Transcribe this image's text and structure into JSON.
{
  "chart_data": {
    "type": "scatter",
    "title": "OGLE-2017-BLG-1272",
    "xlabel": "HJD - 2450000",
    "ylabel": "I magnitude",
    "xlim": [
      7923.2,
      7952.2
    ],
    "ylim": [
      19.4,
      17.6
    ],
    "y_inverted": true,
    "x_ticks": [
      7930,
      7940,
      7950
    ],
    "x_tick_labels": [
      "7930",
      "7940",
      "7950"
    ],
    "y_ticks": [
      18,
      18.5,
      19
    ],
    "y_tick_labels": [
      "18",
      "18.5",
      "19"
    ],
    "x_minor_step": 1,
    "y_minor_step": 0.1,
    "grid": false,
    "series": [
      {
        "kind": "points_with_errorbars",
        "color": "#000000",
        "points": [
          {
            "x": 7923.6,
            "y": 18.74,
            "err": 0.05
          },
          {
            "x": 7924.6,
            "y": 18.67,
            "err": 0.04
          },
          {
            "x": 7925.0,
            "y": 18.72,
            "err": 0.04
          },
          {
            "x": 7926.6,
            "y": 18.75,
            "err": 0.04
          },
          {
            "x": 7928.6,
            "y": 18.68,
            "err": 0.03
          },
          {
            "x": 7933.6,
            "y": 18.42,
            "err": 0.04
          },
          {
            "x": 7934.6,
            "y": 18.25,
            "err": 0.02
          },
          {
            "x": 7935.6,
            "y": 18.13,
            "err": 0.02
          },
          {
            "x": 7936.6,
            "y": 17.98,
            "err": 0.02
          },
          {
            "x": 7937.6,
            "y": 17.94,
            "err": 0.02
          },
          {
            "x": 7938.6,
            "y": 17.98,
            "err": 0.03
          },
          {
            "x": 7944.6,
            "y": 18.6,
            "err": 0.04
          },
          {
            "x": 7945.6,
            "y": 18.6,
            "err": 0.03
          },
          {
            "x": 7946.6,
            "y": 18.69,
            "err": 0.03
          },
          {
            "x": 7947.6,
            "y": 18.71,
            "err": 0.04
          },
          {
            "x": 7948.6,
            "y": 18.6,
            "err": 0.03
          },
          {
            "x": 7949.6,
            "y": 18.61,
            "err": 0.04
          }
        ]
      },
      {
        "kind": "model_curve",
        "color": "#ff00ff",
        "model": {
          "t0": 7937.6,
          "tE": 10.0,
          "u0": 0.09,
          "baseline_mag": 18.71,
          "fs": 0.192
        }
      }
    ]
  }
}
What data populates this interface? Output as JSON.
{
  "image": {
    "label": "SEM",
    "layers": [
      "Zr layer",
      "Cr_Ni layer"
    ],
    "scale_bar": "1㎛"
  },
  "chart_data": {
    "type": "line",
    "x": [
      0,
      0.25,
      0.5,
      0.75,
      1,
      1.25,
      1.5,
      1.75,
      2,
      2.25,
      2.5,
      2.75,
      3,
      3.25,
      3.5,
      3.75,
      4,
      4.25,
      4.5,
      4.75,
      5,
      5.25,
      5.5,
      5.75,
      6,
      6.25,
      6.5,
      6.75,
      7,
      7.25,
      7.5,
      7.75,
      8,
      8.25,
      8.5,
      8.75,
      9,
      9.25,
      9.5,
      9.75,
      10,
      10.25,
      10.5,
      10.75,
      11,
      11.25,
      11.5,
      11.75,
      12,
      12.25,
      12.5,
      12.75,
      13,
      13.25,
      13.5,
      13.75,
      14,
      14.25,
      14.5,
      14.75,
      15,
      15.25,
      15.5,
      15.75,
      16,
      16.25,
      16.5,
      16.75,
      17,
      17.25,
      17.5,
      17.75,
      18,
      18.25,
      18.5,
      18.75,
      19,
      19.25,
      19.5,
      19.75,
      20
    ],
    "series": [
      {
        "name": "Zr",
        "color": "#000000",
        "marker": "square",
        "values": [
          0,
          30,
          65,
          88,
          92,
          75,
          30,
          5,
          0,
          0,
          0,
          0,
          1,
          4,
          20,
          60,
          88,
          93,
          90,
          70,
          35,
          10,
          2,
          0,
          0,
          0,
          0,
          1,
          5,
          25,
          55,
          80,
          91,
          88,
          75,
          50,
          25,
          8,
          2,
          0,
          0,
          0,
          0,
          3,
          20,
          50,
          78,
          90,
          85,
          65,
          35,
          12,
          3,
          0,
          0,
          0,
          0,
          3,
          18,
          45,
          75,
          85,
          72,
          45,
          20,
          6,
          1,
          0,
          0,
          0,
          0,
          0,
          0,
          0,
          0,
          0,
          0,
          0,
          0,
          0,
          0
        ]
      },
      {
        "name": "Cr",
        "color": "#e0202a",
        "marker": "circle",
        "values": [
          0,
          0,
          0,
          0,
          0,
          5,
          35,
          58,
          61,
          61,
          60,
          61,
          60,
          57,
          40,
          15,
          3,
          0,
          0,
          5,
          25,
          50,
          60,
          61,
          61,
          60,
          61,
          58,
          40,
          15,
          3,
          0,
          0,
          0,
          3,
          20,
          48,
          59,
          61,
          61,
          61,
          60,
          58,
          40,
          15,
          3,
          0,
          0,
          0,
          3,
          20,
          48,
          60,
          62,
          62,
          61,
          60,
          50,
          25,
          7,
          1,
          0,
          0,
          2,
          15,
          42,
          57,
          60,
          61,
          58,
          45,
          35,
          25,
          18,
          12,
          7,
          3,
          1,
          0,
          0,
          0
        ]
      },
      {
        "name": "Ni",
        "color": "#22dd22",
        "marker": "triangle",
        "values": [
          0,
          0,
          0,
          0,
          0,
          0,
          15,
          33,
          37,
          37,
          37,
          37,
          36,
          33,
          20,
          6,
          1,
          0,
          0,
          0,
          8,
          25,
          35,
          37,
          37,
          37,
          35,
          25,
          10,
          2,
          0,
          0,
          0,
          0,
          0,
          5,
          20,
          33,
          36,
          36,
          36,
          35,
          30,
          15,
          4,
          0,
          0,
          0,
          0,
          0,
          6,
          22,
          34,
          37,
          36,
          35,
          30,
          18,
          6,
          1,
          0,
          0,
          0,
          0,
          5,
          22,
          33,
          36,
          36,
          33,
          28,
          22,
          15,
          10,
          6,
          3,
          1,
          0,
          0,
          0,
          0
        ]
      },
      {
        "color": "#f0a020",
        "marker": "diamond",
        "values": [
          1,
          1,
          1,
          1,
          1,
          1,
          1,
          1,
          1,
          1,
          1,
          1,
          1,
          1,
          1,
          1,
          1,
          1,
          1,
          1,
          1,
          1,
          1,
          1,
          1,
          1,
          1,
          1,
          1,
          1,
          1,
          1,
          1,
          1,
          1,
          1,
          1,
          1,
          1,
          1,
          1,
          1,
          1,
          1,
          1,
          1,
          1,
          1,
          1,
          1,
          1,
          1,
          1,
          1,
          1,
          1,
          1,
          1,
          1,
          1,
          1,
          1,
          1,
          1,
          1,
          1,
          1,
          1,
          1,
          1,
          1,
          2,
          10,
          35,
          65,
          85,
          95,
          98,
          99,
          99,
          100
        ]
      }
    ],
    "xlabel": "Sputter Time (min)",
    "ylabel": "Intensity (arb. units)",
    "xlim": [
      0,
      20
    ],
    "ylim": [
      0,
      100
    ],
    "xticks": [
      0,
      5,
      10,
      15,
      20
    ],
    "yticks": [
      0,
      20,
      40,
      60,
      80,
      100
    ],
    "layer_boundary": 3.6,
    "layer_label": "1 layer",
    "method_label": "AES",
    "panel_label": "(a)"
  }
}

* PROMPT:
Pick out the lines that contain "JSON" and copy them.

* TASK RESULT:
Transcribe this image's text and structure into JSON.
What data populates this interface? Output as JSON.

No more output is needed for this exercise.